╭─ Data excerpts

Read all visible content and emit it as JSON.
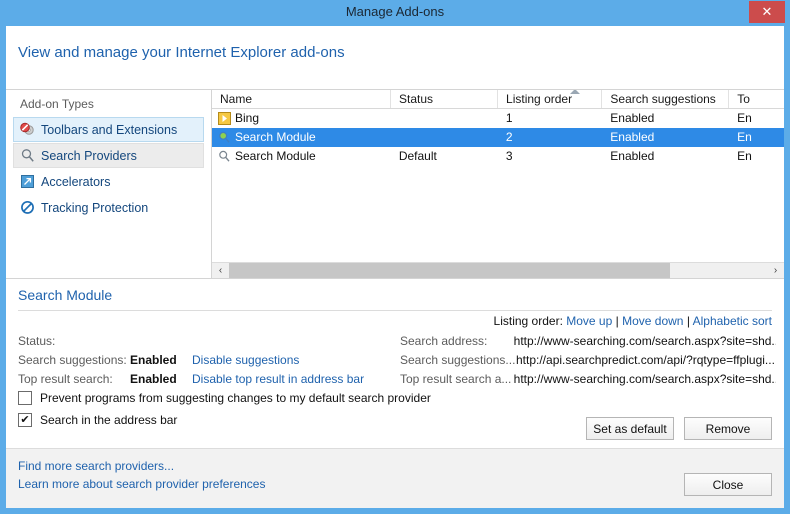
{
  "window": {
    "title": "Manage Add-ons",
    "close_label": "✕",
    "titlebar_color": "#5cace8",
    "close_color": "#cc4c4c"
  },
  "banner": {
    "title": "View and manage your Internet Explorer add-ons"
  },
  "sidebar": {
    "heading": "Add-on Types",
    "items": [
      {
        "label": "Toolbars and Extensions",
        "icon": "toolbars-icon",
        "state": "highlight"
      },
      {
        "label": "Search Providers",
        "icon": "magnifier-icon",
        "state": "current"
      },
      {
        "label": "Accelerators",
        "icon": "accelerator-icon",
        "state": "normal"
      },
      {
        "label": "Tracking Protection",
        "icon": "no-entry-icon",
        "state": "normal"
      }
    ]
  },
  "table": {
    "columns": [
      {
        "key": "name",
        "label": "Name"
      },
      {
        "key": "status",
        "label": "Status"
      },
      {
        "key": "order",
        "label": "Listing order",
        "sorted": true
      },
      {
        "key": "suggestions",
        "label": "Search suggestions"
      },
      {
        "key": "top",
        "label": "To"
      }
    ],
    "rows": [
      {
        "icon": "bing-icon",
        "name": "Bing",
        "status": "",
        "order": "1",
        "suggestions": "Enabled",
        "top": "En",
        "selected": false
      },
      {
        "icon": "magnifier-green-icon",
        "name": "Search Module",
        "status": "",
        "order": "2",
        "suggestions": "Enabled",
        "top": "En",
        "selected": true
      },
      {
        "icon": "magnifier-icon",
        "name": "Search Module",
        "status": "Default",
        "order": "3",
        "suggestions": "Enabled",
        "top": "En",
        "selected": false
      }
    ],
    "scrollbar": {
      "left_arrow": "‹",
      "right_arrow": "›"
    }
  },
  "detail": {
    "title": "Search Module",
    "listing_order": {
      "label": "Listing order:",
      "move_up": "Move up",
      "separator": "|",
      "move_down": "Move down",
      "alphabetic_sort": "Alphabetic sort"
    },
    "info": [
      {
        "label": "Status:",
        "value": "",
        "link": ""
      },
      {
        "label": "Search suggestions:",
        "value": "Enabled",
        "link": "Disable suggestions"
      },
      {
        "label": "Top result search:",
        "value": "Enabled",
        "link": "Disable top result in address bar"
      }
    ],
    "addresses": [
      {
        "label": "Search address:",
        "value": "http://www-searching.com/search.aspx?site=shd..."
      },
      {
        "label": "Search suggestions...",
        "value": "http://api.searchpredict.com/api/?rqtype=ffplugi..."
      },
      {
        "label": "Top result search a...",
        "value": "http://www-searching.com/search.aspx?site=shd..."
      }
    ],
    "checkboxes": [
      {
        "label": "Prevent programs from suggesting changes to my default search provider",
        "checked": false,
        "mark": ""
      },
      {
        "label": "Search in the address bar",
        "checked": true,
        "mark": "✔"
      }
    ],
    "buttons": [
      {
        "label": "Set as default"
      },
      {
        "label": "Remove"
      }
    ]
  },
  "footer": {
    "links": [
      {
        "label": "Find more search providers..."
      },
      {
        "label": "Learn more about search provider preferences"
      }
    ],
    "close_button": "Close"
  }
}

╰─
╭─ Data excerpts

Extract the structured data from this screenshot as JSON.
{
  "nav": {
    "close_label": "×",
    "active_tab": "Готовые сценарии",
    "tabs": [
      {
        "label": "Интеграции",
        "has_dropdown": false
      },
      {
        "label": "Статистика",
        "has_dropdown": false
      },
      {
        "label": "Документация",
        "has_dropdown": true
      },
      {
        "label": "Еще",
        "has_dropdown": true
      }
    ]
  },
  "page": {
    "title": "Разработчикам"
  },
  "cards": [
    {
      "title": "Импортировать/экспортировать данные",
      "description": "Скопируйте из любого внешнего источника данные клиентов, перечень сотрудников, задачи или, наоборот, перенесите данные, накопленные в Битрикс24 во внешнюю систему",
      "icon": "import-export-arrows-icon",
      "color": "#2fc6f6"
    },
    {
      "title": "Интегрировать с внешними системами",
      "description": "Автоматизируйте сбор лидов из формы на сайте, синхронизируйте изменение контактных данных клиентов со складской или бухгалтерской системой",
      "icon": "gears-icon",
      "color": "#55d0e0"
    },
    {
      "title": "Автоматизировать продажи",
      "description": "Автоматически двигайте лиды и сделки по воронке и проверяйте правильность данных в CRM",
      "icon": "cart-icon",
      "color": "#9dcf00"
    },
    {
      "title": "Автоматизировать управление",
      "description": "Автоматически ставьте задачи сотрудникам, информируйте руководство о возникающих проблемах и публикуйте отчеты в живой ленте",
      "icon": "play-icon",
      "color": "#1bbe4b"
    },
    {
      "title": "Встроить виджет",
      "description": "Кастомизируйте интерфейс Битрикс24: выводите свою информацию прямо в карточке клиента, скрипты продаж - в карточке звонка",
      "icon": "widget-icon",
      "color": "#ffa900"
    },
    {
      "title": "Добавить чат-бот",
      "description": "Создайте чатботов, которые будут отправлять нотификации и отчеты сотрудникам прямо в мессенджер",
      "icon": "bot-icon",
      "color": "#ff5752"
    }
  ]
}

╰─

**What is needed:** Select all lines in the listing that include the word "result".

**Response to the task:**
        "label": "Top result search:",
        "link": "Disable top result in address bar"
        "label": "Top result search a...",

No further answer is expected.